-- Do this --
Would you return the complete listing below word for word?

-- Listed entries --
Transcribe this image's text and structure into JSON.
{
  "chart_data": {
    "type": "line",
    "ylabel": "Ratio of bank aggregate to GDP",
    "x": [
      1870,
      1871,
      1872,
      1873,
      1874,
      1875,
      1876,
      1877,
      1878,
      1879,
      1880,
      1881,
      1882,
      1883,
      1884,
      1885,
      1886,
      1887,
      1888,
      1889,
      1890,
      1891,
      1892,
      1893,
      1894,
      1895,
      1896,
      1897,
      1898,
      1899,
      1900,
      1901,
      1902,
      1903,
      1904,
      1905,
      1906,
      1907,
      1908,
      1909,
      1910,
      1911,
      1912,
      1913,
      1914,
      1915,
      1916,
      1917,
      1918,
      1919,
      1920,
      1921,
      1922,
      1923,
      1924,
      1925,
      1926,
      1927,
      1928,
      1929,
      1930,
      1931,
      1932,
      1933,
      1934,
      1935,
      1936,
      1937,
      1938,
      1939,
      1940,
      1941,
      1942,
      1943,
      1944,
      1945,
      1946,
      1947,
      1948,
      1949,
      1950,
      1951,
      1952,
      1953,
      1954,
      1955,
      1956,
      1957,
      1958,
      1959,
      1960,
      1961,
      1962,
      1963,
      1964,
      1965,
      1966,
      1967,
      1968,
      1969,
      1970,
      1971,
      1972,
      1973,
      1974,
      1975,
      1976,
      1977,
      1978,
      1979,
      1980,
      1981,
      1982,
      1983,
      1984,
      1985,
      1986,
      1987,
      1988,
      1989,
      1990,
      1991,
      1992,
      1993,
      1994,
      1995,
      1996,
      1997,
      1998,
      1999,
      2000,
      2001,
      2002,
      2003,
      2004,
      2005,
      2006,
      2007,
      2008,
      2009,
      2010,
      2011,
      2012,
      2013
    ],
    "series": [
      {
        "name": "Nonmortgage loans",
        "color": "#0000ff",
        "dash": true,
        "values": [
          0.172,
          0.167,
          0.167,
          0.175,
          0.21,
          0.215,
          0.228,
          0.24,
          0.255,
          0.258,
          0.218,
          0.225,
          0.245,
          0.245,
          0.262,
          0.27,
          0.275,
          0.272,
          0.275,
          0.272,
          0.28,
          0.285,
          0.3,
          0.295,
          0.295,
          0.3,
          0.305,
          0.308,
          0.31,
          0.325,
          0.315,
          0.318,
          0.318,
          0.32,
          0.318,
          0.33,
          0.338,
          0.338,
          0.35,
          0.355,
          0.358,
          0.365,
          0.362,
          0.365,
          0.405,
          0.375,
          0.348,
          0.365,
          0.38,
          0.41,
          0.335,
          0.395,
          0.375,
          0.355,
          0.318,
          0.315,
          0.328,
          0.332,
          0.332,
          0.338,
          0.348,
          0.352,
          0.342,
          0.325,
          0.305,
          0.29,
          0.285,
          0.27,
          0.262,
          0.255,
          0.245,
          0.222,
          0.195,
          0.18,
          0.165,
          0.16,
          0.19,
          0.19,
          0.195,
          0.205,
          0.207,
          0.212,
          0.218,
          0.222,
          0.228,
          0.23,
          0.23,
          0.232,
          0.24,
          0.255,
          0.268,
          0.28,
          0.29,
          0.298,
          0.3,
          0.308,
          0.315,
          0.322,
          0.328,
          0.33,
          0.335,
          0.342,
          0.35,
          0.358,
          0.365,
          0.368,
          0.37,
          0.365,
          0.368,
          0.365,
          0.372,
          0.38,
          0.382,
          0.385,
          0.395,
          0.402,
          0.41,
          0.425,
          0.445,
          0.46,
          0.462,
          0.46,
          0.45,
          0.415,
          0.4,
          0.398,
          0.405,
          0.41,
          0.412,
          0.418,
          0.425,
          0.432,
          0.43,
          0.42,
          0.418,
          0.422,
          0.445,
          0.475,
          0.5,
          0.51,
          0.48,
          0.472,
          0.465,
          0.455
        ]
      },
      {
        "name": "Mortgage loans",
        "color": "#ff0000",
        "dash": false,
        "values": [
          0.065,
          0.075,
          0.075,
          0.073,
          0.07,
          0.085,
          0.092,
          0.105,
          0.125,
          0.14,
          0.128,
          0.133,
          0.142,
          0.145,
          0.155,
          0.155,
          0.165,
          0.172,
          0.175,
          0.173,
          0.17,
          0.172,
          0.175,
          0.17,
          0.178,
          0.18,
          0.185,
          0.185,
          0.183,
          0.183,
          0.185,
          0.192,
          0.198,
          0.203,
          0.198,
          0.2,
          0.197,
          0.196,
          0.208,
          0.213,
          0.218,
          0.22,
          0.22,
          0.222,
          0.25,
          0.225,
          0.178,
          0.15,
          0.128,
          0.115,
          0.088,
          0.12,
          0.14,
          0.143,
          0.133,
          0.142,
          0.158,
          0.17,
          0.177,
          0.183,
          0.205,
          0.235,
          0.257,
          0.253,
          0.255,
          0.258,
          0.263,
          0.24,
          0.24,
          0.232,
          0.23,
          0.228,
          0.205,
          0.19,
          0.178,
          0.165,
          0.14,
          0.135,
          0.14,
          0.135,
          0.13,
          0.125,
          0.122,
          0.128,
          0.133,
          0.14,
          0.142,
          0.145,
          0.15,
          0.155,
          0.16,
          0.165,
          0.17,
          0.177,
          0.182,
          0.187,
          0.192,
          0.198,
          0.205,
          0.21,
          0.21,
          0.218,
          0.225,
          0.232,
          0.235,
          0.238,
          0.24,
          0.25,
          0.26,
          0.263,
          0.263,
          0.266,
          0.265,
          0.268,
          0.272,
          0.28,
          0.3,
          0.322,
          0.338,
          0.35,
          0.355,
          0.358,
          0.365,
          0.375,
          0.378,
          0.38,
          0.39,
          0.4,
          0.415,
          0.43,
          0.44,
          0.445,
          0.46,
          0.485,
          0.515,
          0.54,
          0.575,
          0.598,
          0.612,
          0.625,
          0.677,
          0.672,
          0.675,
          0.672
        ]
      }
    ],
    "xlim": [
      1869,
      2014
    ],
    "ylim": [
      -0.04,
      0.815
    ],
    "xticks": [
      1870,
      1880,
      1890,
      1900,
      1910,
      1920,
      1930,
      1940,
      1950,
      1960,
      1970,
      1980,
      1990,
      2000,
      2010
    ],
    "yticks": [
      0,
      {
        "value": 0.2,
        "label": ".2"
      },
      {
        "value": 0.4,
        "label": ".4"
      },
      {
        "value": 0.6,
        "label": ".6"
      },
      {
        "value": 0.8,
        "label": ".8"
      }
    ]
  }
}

-- Response below --
Transcribe this image's text and structure into JSON.
{
  "chart_data": {
    "type": "line",
    "ylabel": "Ratio of bank aggregate to GDP",
    "x": [
      1870,
      1871,
      1872,
      1873,
      1874,
      1875,
      1876,
      1877,
      1878,
      1879,
      1880,
      1881,
      1882,
      1883,
      1884,
      1885,
      1886,
      1887,
      1888,
      1889,
      1890,
      1891,
      1892,
      1893,
      1894,
      1895,
      1896,
      1897,
      1898,
      1899,
      1900,
      1901,
      1902,
      1903,
      1904,
      1905,
      1906,
      1907,
      1908,
      1909,
      1910,
      1911,
      1912,
      1913,
      1914,
      1915,
      1916,
      1917,
      1918,
      1919,
      1920,
      1921,
      1922,
      1923,
      1924,
      1925,
      1926,
      1927,
      1928,
      1929,
      1930,
      1931,
      1932,
      1933,
      1934,
      1935,
      1936,
      1937,
      1938,
      1939,
      1940,
      1941,
      1942,
      1943,
      1944,
      1945,
      1946,
      1947,
      1948,
      1949,
      1950,
      1951,
      1952,
      1953,
      1954,
      1955,
      1956,
      1957,
      1958,
      1959,
      1960,
      1961,
      1962,
      1963,
      1964,
      1965,
      1966,
      1967,
      1968,
      1969,
      1970,
      1971,
      1972,
      1973,
      1974,
      1975,
      1976,
      1977,
      1978,
      1979,
      1980,
      1981,
      1982,
      1983,
      1984,
      1985,
      1986,
      1987,
      1988,
      1989,
      1990,
      1991,
      1992,
      1993,
      1994,
      1995,
      1996,
      1997,
      1998,
      1999,
      2000,
      2001,
      2002,
      2003,
      2004,
      2005,
      2006,
      2007,
      2008,
      2009,
      2010,
      2011,
      2012,
      2013
    ],
    "series": [
      {
        "name": "Nonmortgage loans",
        "color": "#0000ff",
        "dash": true,
        "values": [
          0.172,
          0.167,
          0.167,
          0.175,
          0.21,
          0.215,
          0.228,
          0.24,
          0.255,
          0.258,
          0.218,
          0.225,
          0.245,
          0.245,
          0.262,
          0.27,
          0.275,
          0.272,
          0.275,
          0.272,
          0.28,
          0.285,
          0.3,
          0.295,
          0.295,
          0.3,
          0.305,
          0.308,
          0.31,
          0.325,
          0.315,
          0.318,
          0.318,
          0.32,
          0.318,
          0.33,
          0.338,
          0.338,
          0.35,
          0.355,
          0.358,
          0.365,
          0.362,
          0.365,
          0.405,
          0.375,
          0.348,
          0.365,
          0.38,
          0.41,
          0.335,
          0.395,
          0.375,
          0.355,
          0.318,
          0.315,
          0.328,
          0.332,
          0.332,
          0.338,
          0.348,
          0.352,
          0.342,
          0.325,
          0.305,
          0.29,
          0.285,
          0.27,
          0.262,
          0.255,
          0.245,
          0.222,
          0.195,
          0.18,
          0.165,
          0.16,
          0.19,
          0.19,
          0.195,
          0.205,
          0.207,
          0.212,
          0.218,
          0.222,
          0.228,
          0.23,
          0.23,
          0.232,
          0.24,
          0.255,
          0.268,
          0.28,
          0.29,
          0.298,
          0.3,
          0.308,
          0.315,
          0.322,
          0.328,
          0.33,
          0.335,
          0.342,
          0.35,
          0.358,
          0.365,
          0.368,
          0.37,
          0.365,
          0.368,
          0.365,
          0.372,
          0.38,
          0.382,
          0.385,
          0.395,
          0.402,
          0.41,
          0.425,
          0.445,
          0.46,
          0.462,
          0.46,
          0.45,
          0.415,
          0.4,
          0.398,
          0.405,
          0.41,
          0.412,
          0.418,
          0.425,
          0.432,
          0.43,
          0.42,
          0.418,
          0.422,
          0.445,
          0.475,
          0.5,
          0.51,
          0.48,
          0.472,
          0.465,
          0.455
        ]
      },
      {
        "name": "Mortgage loans",
        "color": "#ff0000",
        "dash": false,
        "values": [
          0.065,
          0.075,
          0.075,
          0.073,
          0.07,
          0.085,
          0.092,
          0.105,
          0.125,
          0.14,
          0.128,
          0.133,
          0.142,
          0.145,
          0.155,
          0.155,
          0.165,
          0.172,
          0.175,
          0.173,
          0.17,
          0.172,
          0.175,
          0.17,
          0.178,
          0.18,
          0.185,
          0.185,
          0.183,
          0.183,
          0.185,
          0.192,
          0.198,
          0.203,
          0.198,
          0.2,
          0.197,
          0.196,
          0.208,
          0.213,
          0.218,
          0.22,
          0.22,
          0.222,
          0.25,
          0.225,
          0.178,
          0.15,
          0.128,
          0.115,
          0.088,
          0.12,
          0.14,
          0.143,
          0.133,
          0.142,
          0.158,
          0.17,
          0.177,
          0.183,
          0.205,
          0.235,
          0.257,
          0.253,
          0.255,
          0.258,
          0.263,
          0.24,
          0.24,
          0.232,
          0.23,
          0.228,
          0.205,
          0.19,
          0.178,
          0.165,
          0.14,
          0.135,
          0.14,
          0.135,
          0.13,
          0.125,
          0.122,
          0.128,
          0.133,
          0.14,
          0.142,
          0.145,
          0.15,
          0.155,
          0.16,
          0.165,
          0.17,
          0.177,
          0.182,
          0.187,
          0.192,
          0.198,
          0.205,
          0.21,
          0.21,
          0.218,
          0.225,
          0.232,
          0.235,
          0.238,
          0.24,
          0.25,
          0.26,
          0.263,
          0.263,
          0.266,
          0.265,
          0.268,
          0.272,
          0.28,
          0.3,
          0.322,
          0.338,
          0.35,
          0.355,
          0.358,
          0.365,
          0.375,
          0.378,
          0.38,
          0.39,
          0.4,
          0.415,
          0.43,
          0.44,
          0.445,
          0.46,
          0.485,
          0.515,
          0.54,
          0.575,
          0.598,
          0.612,
          0.625,
          0.677,
          0.672,
          0.675,
          0.672
        ]
      }
    ],
    "xlim": [
      1869,
      2014
    ],
    "ylim": [
      -0.04,
      0.815
    ],
    "xticks": [
      1870,
      1880,
      1890,
      1900,
      1910,
      1920,
      1930,
      1940,
      1950,
      1960,
      1970,
      1980,
      1990,
      2000,
      2010
    ],
    "yticks": [
      0,
      {
        "value": 0.2,
        "label": ".2"
      },
      {
        "value": 0.4,
        "label": ".4"
      },
      {
        "value": 0.6,
        "label": ".6"
      },
      {
        "value": 0.8,
        "label": ".8"
      }
    ]
  }
}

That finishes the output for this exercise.